▶ [EXERCISE MATERIALS]

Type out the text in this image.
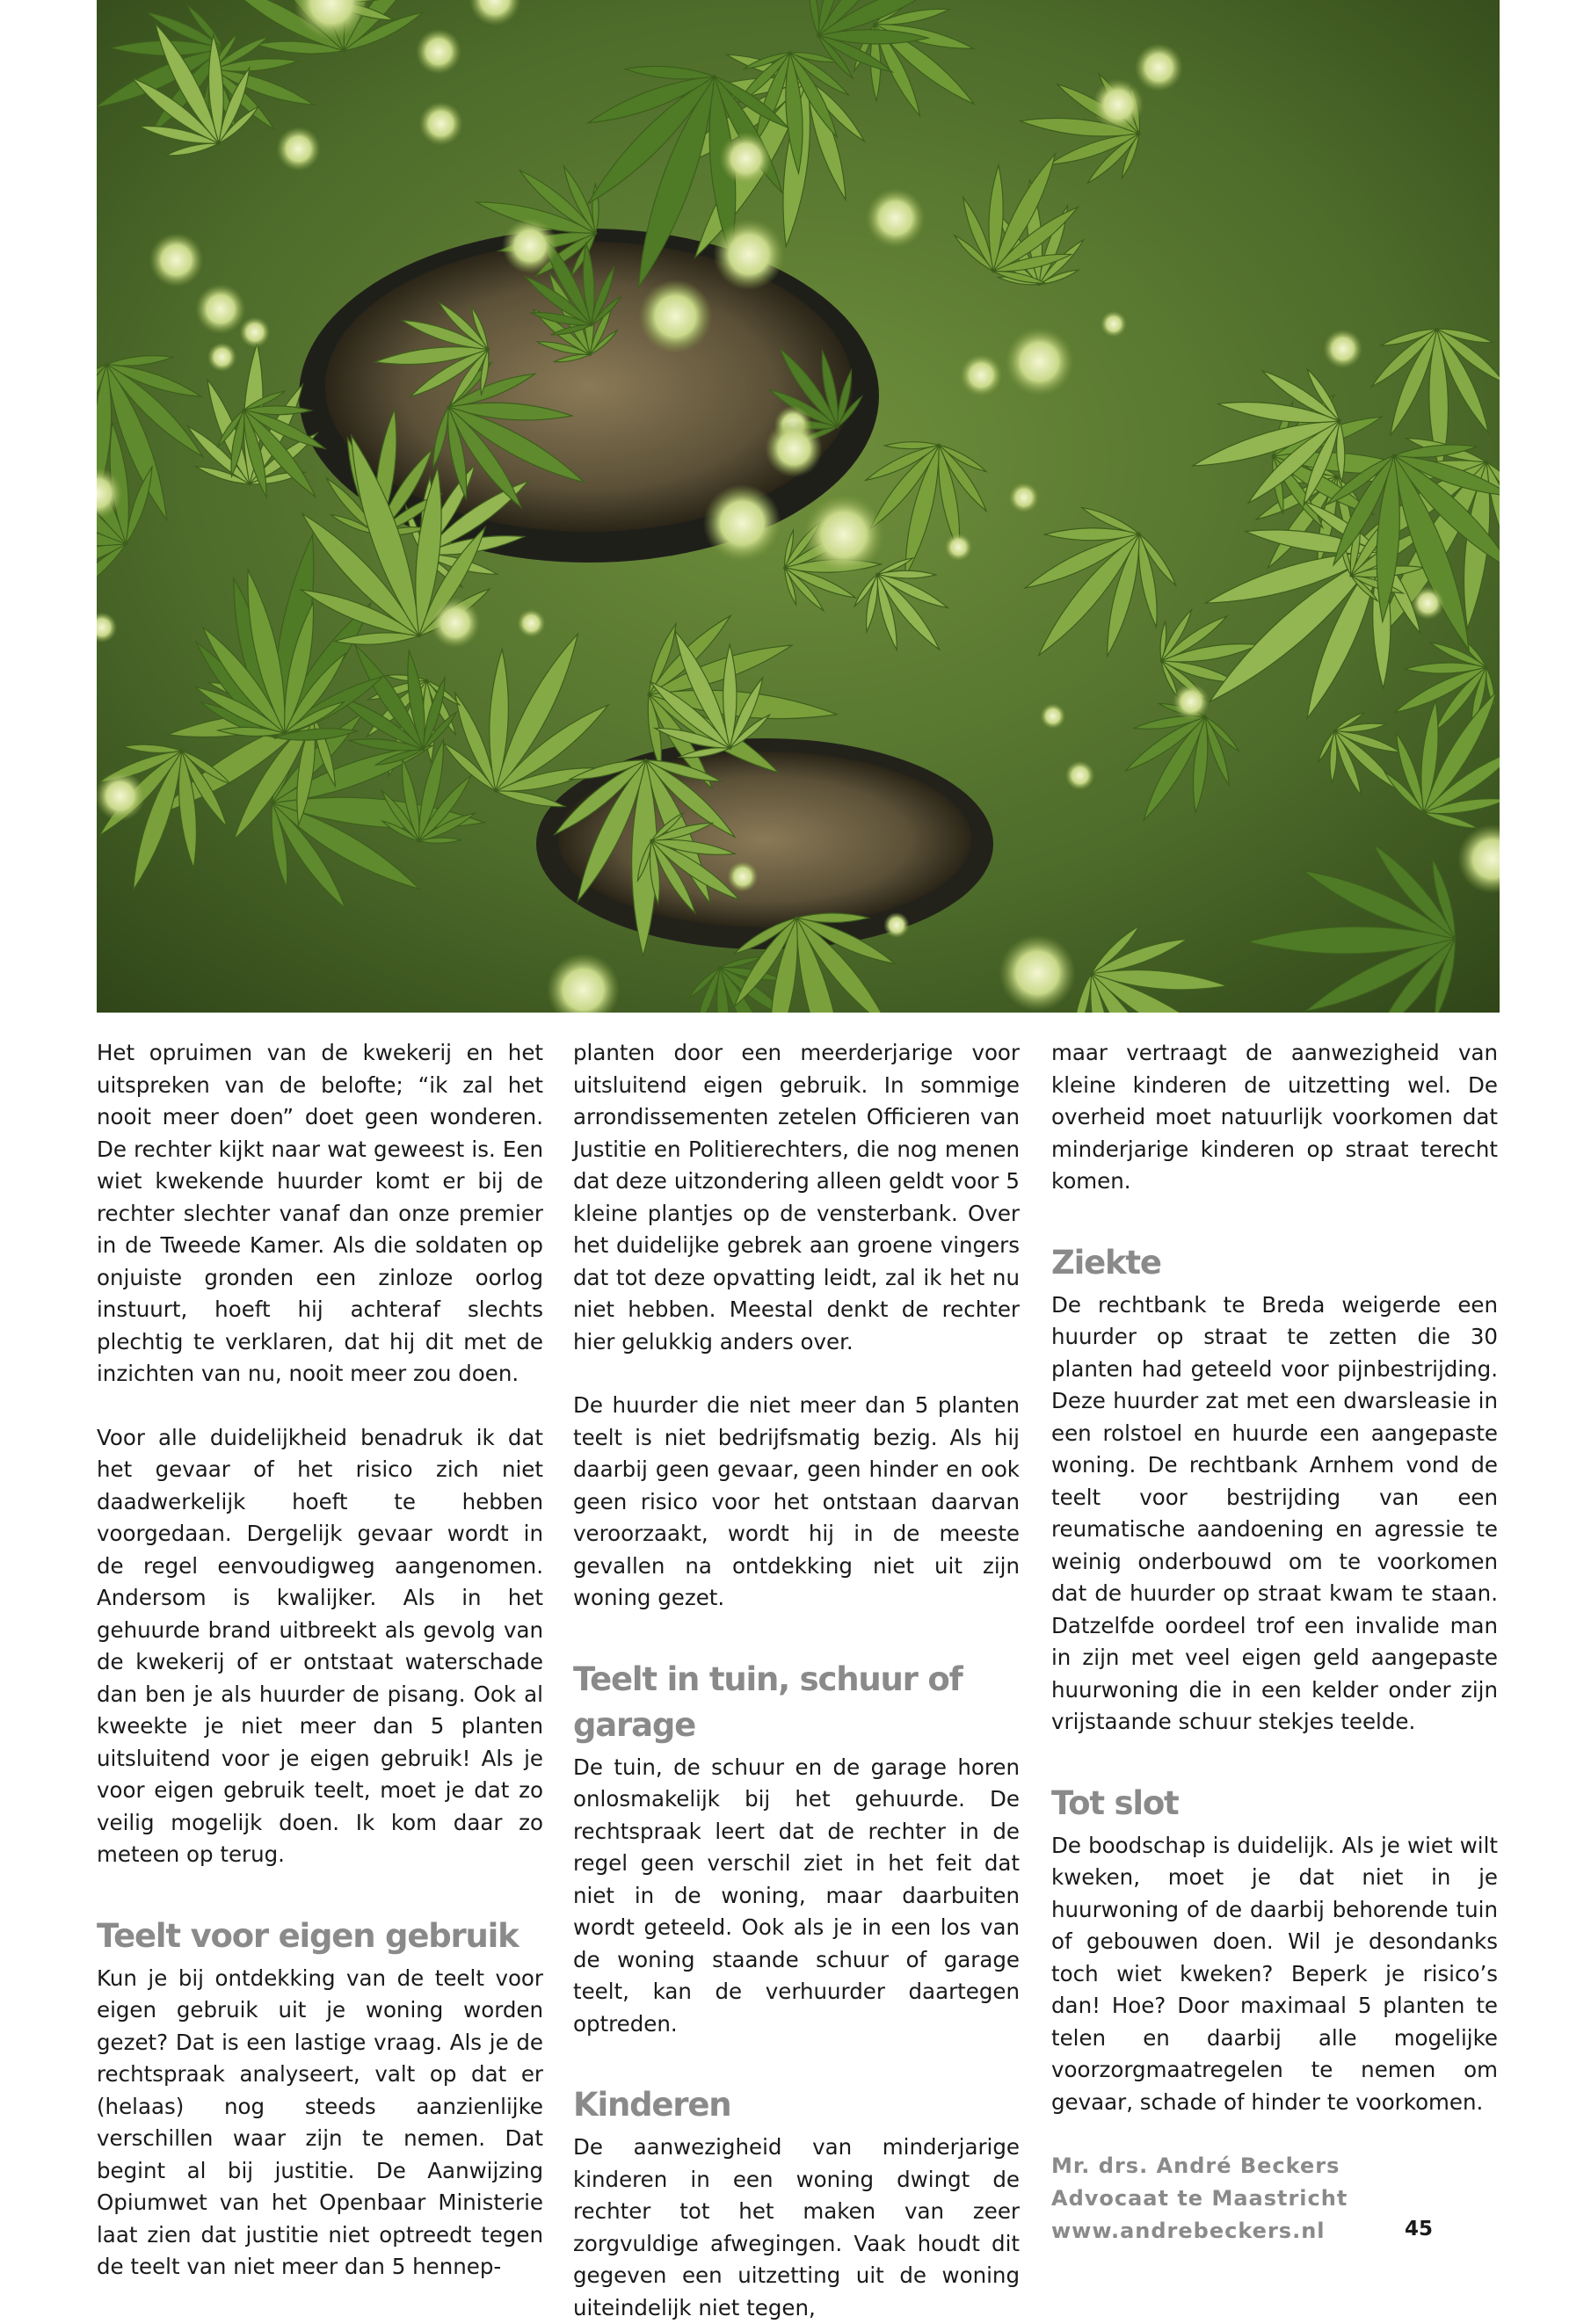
Het opruimen van de kwekerij en het uitspreken van de belofte; “ik zal het nooit meer doen” doet geen wonderen. De rechter kijkt naar wat geweest is. Een wiet kwekende huurder komt er bij de rechter slechter vanaf dan onze premier in de Tweede Kamer. Als die soldaten op onjuiste gronden een zinloze oorlog instuurt, hoeft hij achteraf slechts plechtig te verklaren, dat hij dit met de inzichten van nu, nooit meer zou doen.

Voor alle duidelijkheid benadruk ik dat het gevaar of het risico zich niet daadwerkelijk hoeft te hebben voorgedaan. Dergelijk gevaar wordt in de regel eenvoudigweg aangenomen. Andersom is kwalijker. Als in het gehuurde brand uitbreekt als gevolg van de kwekerij of er ontstaat waterschade dan ben je als huurder de pisang. Ook al kweekte je niet meer dan 5 planten uitsluitend voor je eigen gebruik! Als je voor eigen gebruik teelt, moet je dat zo veilig mogelijk doen. Ik kom daar zo meteen op terug.

Teelt voor eigen gebruik

Kun je bij ontdekking van de teelt voor eigen gebruik uit je woning worden gezet? Dat is een lastige vraag. Als je de rechtspraak analyseert, valt op dat er (helaas) nog steeds aanzienlijke verschillen waar zijn te nemen. Dat begint al bij justitie. De Aanwijzing Opiumwet van het Openbaar Ministerie laat zien dat justitie niet optreedt tegen de teelt van niet meer dan 5 hennep-

planten door een meerderjarige voor uitsluitend eigen gebruik. In sommige arrondissementen zetelen Officieren van Justitie en Politierechters, die nog menen dat deze uitzondering alleen geldt voor 5 kleine plantjes op de vensterbank. Over het duidelijke gebrek aan groene vingers dat tot deze opvatting leidt, zal ik het nu niet hebben. Meestal denkt de rechter hier gelukkig anders over.

De huurder die niet meer dan 5 planten teelt is niet bedrijfsmatig bezig. Als hij daarbij geen gevaar, geen hinder en ook geen risico voor het ontstaan daarvan veroorzaakt, wordt hij in de meeste gevallen na ontdekking niet uit zijn woning gezet.

Teelt in tuin, schuur of garage

De tuin, de schuur en de garage horen onlosmakelijk bij het gehuurde. De rechtspraak leert dat de rechter in de regel geen verschil ziet in het feit dat niet in de woning, maar daarbuiten wordt geteeld. Ook als je in een los van de woning staande schuur of garage teelt, kan de verhuurder daartegen optreden.

Kinderen

De aanwezigheid van minderjarige kinderen in een woning dwingt de rechter tot het maken van zeer zorgvuldige afwegingen. Vaak houdt dit gegeven een uitzetting uit de woning uiteindelijk niet tegen,

maar vertraagt de aanwezigheid van kleine kinderen de uitzetting wel. De overheid moet natuurlijk voorkomen dat minderjarige kinderen op straat terecht komen.

Ziekte

De rechtbank te Breda weigerde een huurder op straat te zetten die 30 planten had geteeld voor pijnbestrijding. Deze huurder zat met een dwarsleasie in een rolstoel en huurde een aangepaste woning. De rechtbank Arnhem vond de teelt voor bestrijding van een reumatische aandoening en agressie te weinig onderbouwd om te voorkomen dat de huurder op straat kwam te staan. Datzelfde oordeel trof een invalide man in zijn met veel eigen geld aangepaste huurwoning die in een kelder onder zijn vrijstaande schuur stekjes teelde.

Tot slot

De boodschap is duidelijk. Als je wiet wilt kweken, moet je dat niet in je huurwoning of de daarbij behorende tuin of gebouwen doen. Wil je desondanks toch wiet kweken? Beperk je risico’s dan! Hoe? Door maximaal 5 planten te telen en daarbij alle mogelijke voorzorgmaatregelen te nemen om gevaar, schade of hinder te voorkomen.

Mr. drs. André Beckers
Advocaat te Maastricht
www.andrebeckers.nl	45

▶ [PROBLEM TO WORK ON] The answer must be an exact copy of the records, with no images in it.

▶ [TASK ANSWER]
Type out the text in this image.
Het opruimen van de kwekerij en het uitspreken van de belofte; “ik zal het nooit meer doen” doet geen wonderen. De rechter kijkt naar wat geweest is. Een wiet kwekende huurder komt er bij de rechter slechter vanaf dan onze premier in de Tweede Kamer. Als die soldaten op onjuiste gronden een zinloze oorlog instuurt, hoeft hij achteraf slechts plechtig te verklaren, dat hij dit met de inzichten van nu, nooit meer zou doen.

Voor alle duidelijkheid benadruk ik dat het gevaar of het risico zich niet daadwerkelijk hoeft te hebben voorgedaan. Dergelijk gevaar wordt in de regel eenvoudigweg aangenomen. Andersom is kwalijker. Als in het gehuurde brand uitbreekt als gevolg van de kwekerij of er ontstaat waterschade dan ben je als huurder de pisang. Ook al kweekte je niet meer dan 5 planten uitsluitend voor je eigen gebruik! Als je voor eigen gebruik teelt, moet je dat zo veilig mogelijk doen. Ik kom daar zo meteen op terug.

Teelt voor eigen gebruik

Kun je bij ontdekking van de teelt voor eigen gebruik uit je woning worden gezet? Dat is een lastige vraag. Als je de rechtspraak analyseert, valt op dat er (helaas) nog steeds aanzienlijke verschillen waar zijn te nemen. Dat begint al bij justitie. De Aanwijzing Opiumwet van het Openbaar Ministerie laat zien dat justitie niet optreedt tegen de teelt van niet meer dan 5 hennep-

planten door een meerderjarige voor uitsluitend eigen gebruik. In sommige arrondissementen zetelen Officieren van Justitie en Politierechters, die nog menen dat deze uitzondering alleen geldt voor 5 kleine plantjes op de vensterbank. Over het duidelijke gebrek aan groene vingers dat tot deze opvatting leidt, zal ik het nu niet hebben. Meestal denkt de rechter hier gelukkig anders over.

De huurder die niet meer dan 5 planten teelt is niet bedrijfsmatig bezig. Als hij daarbij geen gevaar, geen hinder en ook geen risico voor het ontstaan daarvan veroorzaakt, wordt hij in de meeste gevallen na ontdekking niet uit zijn woning gezet.

Teelt in tuin, schuur of garage

De tuin, de schuur en de garage horen onlosmakelijk bij het gehuurde. De rechtspraak leert dat de rechter in de regel geen verschil ziet in het feit dat niet in de woning, maar daarbuiten wordt geteeld. Ook als je in een los van de woning staande schuur of garage teelt, kan de verhuurder daartegen optreden.

Kinderen

De aanwezigheid van minderjarige kinderen in een woning dwingt de rechter tot het maken van zeer zorgvuldige afwegingen. Vaak houdt dit gegeven een uitzetting uit de woning uiteindelijk niet tegen,

maar vertraagt de aanwezigheid van kleine kinderen de uitzetting wel. De overheid moet natuurlijk voorkomen dat minderjarige kinderen op straat terecht komen.

Ziekte

De rechtbank te Breda weigerde een huurder op straat te zetten die 30 planten had geteeld voor pijnbestrijding. Deze huurder zat met een dwarsleasie in een rolstoel en huurde een aangepaste woning. De rechtbank Arnhem vond de teelt voor bestrijding van een reumatische aandoening en agressie te weinig onderbouwd om te voorkomen dat de huurder op straat kwam te staan. Datzelfde oordeel trof een invalide man in zijn met veel eigen geld aangepaste huurwoning die in een kelder onder zijn vrijstaande schuur stekjes teelde.

Tot slot

De boodschap is duidelijk. Als je wiet wilt kweken, moet je dat niet in je huurwoning of de daarbij behorende tuin of gebouwen doen. Wil je desondanks toch wiet kweken? Beperk je risico’s dan! Hoe? Door maximaal 5 planten te telen en daarbij alle mogelijke voorzorgmaatregelen te nemen om gevaar, schade of hinder te voorkomen.

Mr. drs. André Beckers
Advocaat te Maastricht
www.andrebeckers.nl	45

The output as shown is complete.